§ **Task instructions**
Continue the online discussion below about bills restricting how critical race theory is taught in schools, starting after its final comment.

§ **Provided passage**

-- -- --

It’s a false claim to say that these bills ‘censor’ particular views. That is the lie.

They seek to prevent certain views being taught as fact that can’t be debated.

I.e. the bills do the opposite of what you assert.


Name a single one


Did you want to make sure it's the same one, that your preferred media outlets are talking about?

It's more than one. https://duckduckgo.com/?q=legislature+bill+crt&t=h_&ia=web


? Banning the teaching of critical race theory in schools is not the same thing as banning any discussion of the Tulsa race massacre.


I didn't claim it bans "any discussion." I claimed it bans "honest and uncensored discussion."



This doesn't ban discussion of the sort we're having here.


Controlling how classroom time is managed is not suppression of speech. The teacher can't spend the whole day preaching the gospel, either, and that doesn't amount to suppression of religion.

It may not be the best example of the U.S. remembering its failures, but it's nowhere close to what China does to force people to forget.


"The time I spend in the US I had the feeling that you have more of a pseudo freedom than actual freedom. "

-- -- --

§ **Entries provided**
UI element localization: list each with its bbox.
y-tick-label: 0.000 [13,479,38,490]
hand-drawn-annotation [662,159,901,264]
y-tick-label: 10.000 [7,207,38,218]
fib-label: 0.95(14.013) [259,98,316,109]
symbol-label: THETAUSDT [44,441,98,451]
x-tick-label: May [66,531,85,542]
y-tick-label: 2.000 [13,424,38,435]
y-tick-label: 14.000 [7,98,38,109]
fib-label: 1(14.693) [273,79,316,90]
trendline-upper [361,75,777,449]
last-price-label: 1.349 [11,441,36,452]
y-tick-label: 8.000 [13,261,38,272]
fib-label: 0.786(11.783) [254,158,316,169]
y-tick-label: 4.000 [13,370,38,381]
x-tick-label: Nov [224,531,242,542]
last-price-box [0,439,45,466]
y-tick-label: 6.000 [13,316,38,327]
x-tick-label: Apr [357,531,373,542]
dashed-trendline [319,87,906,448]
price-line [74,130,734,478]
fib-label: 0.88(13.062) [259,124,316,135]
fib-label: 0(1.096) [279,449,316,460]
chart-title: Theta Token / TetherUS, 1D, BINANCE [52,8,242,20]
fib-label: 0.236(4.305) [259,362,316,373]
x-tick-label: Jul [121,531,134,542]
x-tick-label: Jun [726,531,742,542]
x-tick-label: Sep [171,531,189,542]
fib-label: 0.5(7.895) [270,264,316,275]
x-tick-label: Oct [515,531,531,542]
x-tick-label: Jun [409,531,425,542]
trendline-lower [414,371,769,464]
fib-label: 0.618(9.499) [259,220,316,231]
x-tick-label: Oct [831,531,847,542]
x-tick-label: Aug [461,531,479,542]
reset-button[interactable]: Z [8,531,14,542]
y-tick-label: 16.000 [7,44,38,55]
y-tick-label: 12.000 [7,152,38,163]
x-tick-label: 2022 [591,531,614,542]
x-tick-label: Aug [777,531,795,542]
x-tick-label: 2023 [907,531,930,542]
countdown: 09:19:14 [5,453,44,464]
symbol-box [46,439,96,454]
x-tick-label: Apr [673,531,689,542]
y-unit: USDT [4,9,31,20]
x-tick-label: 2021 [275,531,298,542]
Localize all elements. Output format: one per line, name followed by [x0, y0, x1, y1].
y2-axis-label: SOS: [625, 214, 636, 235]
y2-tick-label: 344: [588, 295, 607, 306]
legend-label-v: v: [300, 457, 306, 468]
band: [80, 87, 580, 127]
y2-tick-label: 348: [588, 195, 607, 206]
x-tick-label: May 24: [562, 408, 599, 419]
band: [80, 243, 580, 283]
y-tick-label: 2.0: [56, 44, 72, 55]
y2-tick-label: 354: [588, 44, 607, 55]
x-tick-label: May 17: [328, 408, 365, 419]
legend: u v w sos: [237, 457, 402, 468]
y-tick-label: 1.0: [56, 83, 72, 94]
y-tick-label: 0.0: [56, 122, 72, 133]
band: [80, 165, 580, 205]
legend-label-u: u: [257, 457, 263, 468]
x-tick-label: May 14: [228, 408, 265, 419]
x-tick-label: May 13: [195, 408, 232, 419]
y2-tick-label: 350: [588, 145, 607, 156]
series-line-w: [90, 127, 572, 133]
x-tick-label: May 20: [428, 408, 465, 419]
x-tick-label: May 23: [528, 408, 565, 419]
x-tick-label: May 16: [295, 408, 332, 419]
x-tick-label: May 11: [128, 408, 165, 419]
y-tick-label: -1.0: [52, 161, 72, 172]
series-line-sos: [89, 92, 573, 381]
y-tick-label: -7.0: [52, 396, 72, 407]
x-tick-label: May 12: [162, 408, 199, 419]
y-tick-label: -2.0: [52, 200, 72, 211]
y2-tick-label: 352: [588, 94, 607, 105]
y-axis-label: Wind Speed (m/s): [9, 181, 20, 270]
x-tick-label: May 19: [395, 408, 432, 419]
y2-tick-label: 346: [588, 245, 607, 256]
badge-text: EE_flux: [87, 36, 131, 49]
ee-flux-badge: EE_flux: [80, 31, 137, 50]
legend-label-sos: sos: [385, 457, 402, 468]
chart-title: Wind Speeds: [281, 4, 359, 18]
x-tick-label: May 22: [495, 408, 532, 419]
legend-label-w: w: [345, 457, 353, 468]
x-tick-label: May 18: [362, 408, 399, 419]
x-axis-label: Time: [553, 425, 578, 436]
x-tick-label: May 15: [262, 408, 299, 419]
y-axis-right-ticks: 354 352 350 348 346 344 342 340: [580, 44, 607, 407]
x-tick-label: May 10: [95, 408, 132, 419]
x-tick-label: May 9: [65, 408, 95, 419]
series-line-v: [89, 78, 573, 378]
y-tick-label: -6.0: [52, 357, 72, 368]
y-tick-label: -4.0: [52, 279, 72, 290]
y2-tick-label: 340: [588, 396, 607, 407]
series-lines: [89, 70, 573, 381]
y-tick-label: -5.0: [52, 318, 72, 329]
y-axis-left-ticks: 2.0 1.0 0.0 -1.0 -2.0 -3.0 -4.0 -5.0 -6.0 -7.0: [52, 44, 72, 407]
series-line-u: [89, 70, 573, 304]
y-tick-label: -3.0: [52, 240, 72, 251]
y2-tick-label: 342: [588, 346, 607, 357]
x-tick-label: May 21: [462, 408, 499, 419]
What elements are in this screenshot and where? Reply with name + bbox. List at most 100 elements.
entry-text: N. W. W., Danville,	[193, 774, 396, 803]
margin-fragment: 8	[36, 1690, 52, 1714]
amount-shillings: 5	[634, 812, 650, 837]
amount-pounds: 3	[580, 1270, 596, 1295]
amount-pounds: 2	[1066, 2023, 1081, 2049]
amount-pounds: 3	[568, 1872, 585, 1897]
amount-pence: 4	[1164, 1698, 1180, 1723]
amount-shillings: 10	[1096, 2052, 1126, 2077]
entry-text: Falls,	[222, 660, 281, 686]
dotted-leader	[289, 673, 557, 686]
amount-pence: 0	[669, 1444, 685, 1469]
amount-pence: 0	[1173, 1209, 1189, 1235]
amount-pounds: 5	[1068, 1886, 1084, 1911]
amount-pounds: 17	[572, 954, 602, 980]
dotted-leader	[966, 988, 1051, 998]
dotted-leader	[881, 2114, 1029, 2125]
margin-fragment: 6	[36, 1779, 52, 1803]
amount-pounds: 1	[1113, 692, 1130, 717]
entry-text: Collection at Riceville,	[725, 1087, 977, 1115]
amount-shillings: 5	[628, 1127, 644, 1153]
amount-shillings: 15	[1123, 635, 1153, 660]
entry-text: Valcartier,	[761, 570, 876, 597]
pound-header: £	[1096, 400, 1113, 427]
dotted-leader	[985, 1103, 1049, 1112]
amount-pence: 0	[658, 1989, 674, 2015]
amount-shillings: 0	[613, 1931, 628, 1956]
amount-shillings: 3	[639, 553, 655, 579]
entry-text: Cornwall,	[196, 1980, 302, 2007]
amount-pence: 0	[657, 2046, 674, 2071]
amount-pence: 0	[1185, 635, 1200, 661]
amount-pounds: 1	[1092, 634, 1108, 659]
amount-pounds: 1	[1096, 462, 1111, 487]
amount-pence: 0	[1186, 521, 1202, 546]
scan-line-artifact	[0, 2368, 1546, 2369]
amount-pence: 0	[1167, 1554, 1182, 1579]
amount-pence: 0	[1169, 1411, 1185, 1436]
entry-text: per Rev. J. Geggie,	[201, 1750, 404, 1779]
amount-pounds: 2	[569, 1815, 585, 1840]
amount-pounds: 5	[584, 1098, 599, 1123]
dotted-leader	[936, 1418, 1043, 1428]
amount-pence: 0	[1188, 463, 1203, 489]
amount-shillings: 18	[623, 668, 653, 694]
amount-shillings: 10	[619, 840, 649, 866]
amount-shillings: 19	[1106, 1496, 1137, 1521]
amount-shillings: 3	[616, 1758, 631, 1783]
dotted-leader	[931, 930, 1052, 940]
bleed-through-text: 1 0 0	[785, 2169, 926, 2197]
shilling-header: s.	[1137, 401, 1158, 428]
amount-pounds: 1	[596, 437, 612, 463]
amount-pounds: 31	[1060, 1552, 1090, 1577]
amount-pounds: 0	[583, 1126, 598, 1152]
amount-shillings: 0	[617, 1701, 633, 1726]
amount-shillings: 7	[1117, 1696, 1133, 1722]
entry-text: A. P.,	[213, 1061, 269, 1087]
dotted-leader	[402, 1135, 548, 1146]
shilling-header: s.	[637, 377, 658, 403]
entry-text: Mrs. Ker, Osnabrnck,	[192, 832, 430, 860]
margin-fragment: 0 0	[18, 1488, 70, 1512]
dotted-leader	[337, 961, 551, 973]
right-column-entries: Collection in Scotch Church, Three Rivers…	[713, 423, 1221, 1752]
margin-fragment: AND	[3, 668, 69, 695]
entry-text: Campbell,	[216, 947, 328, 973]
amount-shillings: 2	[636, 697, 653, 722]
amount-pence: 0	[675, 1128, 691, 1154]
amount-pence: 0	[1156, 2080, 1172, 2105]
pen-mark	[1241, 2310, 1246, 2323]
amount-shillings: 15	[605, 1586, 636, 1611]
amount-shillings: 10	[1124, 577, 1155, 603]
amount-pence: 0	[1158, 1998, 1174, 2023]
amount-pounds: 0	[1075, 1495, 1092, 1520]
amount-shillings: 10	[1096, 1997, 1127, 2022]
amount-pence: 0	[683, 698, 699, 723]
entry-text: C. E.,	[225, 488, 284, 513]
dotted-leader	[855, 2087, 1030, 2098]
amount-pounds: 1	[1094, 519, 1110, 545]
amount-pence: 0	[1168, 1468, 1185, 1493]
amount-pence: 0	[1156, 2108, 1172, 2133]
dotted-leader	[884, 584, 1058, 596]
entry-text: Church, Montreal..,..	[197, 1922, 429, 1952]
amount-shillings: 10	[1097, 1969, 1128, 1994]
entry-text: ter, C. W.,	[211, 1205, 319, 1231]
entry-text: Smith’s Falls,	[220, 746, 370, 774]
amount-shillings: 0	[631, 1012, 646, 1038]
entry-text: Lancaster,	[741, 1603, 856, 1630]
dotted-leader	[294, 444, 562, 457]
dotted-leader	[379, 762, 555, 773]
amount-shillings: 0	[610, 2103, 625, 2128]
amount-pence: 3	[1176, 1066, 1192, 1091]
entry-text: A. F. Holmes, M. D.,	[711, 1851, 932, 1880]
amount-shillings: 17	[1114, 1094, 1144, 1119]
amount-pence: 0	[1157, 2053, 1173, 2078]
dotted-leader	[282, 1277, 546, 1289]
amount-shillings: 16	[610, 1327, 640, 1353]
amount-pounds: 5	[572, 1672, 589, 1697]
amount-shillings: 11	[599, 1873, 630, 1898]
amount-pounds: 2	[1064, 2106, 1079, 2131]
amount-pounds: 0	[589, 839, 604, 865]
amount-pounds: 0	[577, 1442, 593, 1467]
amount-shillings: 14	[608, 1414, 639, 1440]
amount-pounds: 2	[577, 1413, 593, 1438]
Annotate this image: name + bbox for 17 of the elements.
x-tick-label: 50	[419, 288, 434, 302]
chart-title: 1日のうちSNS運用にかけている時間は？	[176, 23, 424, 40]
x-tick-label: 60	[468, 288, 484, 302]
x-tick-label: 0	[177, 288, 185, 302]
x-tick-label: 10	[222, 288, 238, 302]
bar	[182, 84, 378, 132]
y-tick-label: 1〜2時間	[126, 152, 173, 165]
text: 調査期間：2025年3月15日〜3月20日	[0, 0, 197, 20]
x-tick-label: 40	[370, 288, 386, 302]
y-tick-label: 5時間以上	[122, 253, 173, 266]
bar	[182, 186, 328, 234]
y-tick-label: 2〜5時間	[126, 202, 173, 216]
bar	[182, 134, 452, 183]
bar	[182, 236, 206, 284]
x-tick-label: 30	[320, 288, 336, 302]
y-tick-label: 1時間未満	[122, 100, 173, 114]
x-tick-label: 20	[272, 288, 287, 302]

-- -- --

§ **Output for this task**
Having grown up in Germany and now living in the US I think in the US you can have more freedom if you are willing to live outside the boundaries of the life the average citizen has. If you are willing to live off the grid you can be pretty free. Some people think freedom also means the right to not have health insurance.

But if you live the life of the average citizen with a regular job I feel the US citizen is less free. You constantly have to worry about the cost of health care and education. I also feel people are less willing to voice their opinion in order to not offend others. You have way less rights as an employee. Police is less predictable and may do weird stuff. I also feel less free when I get into a confrontation with somebody and have to worry about getting shot.


Interesting perspective, though I'd like some detail around the 'worry about getting shot' comment.

I'm in my 50s and have lived in the US all but 2 of my years, and have never been concerned about getting shot (in the US or abroad.) In what kind of situations have you found yourself that you've actively had this worry?


I had a situation where almost every morning a guy with big work truck would pass us extremely closely at full speed while we were walking our dog. The road didn’t have sidewalks so usually cars would slow down or change sides but this guy didn’t. We tried to wave to him to slow down which only resulted in him swerving towards us so we had to jump off the road. One day I stood in the middle of the road and made him stop. I explained the situation to him and he was extremely aggressive and threatened to beat me up. I told him he can try but should think about the consequences first. After a while he backed off. I called his employer and never saw him again.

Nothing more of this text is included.